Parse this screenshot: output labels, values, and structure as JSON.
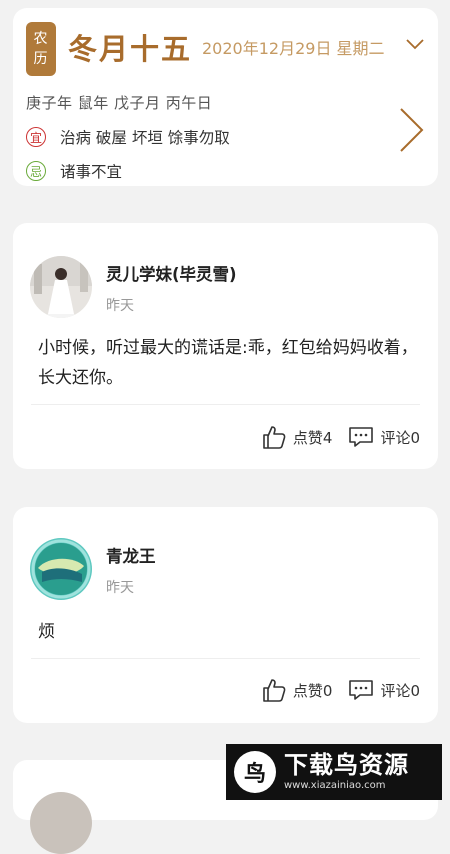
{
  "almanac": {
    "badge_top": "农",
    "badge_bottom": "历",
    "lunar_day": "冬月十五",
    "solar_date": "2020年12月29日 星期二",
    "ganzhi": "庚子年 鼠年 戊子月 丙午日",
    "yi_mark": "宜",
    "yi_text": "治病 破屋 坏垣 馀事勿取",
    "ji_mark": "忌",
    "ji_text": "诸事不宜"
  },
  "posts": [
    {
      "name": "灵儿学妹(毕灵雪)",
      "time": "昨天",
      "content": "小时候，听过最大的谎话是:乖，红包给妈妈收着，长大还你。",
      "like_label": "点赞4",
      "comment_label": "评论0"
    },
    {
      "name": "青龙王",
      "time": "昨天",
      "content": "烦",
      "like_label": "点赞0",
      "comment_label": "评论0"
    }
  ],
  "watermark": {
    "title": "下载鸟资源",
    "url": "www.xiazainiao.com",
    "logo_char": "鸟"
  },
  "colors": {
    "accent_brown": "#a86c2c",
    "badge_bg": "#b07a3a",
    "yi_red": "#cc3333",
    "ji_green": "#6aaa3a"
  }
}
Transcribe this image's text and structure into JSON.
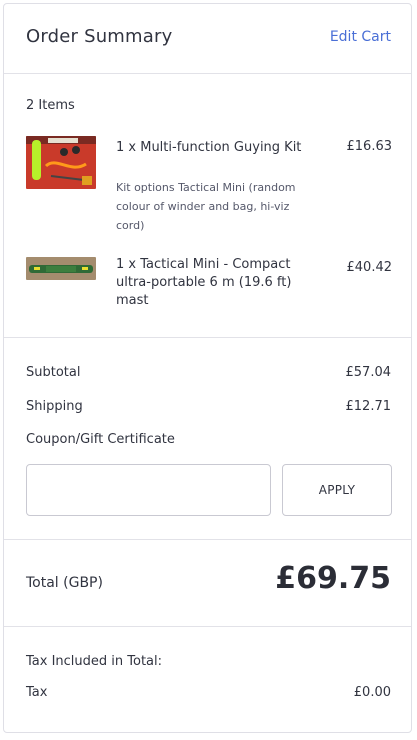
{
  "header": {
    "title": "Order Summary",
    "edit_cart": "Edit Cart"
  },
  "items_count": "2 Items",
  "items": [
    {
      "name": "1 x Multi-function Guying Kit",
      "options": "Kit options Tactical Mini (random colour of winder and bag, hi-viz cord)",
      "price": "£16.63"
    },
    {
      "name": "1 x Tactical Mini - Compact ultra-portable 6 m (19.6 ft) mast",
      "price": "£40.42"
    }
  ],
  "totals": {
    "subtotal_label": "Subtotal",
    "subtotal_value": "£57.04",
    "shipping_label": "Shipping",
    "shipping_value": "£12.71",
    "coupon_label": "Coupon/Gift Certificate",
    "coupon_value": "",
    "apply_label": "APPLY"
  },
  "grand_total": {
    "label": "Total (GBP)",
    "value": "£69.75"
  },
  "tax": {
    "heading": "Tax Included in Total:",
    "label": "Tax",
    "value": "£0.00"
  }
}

---

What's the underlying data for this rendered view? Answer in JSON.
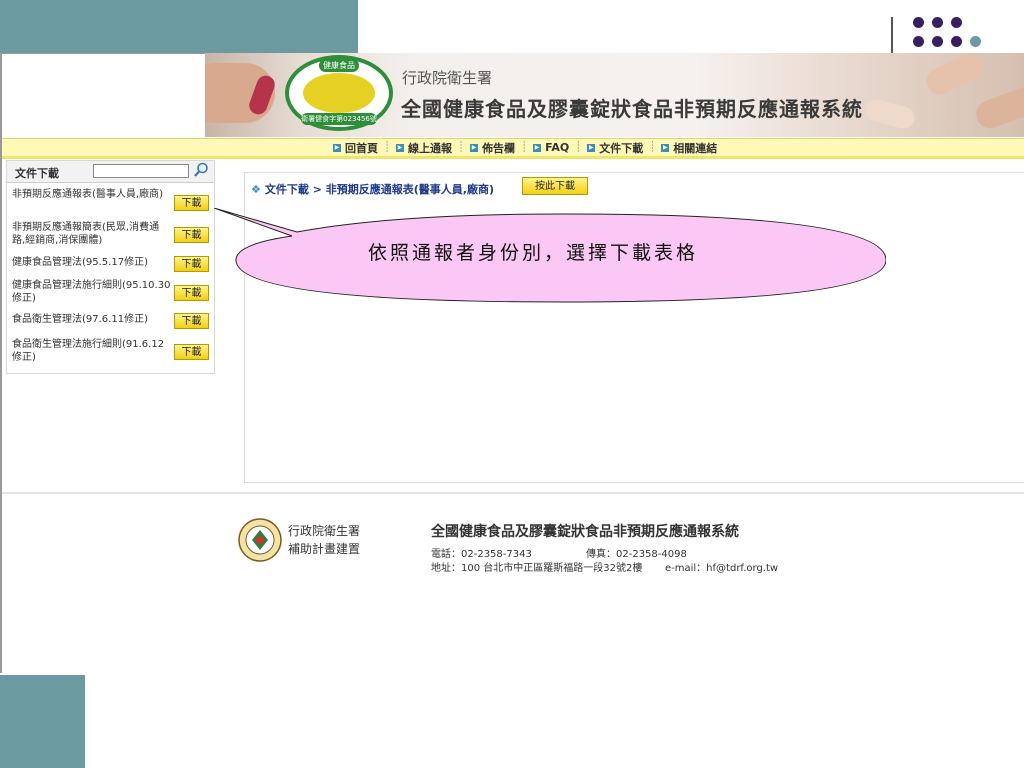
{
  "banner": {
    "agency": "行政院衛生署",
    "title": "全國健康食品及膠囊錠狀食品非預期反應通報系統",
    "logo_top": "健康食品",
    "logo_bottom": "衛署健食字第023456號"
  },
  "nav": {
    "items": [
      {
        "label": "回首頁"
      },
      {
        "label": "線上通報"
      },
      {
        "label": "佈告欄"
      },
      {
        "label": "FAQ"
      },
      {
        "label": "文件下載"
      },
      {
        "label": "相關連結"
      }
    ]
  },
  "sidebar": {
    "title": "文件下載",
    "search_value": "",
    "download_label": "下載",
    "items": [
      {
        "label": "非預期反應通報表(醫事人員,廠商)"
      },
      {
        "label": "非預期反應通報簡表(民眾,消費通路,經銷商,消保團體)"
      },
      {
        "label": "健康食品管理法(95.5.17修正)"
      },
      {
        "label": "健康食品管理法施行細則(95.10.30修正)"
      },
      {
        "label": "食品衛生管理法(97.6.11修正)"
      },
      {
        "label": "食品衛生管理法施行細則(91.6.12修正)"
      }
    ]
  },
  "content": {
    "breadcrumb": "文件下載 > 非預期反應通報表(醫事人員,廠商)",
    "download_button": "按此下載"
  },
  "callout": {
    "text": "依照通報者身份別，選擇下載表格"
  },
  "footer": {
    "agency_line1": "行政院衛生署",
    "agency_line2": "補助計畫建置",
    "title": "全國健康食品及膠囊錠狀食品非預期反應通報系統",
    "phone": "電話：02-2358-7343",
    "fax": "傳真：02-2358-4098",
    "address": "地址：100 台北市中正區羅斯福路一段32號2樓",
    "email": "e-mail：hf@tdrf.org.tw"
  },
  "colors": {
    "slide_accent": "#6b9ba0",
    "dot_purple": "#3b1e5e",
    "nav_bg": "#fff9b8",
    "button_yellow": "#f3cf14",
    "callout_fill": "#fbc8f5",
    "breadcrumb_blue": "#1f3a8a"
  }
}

## STATED TASK
Extract all lines containing the word "文件下載".

## WORKED SOLUTION
        "label": "文件下載"
    "title": "文件下載",
    "breadcrumb": "文件下載 > 非預期反應通報表(醫事人員,廠商)",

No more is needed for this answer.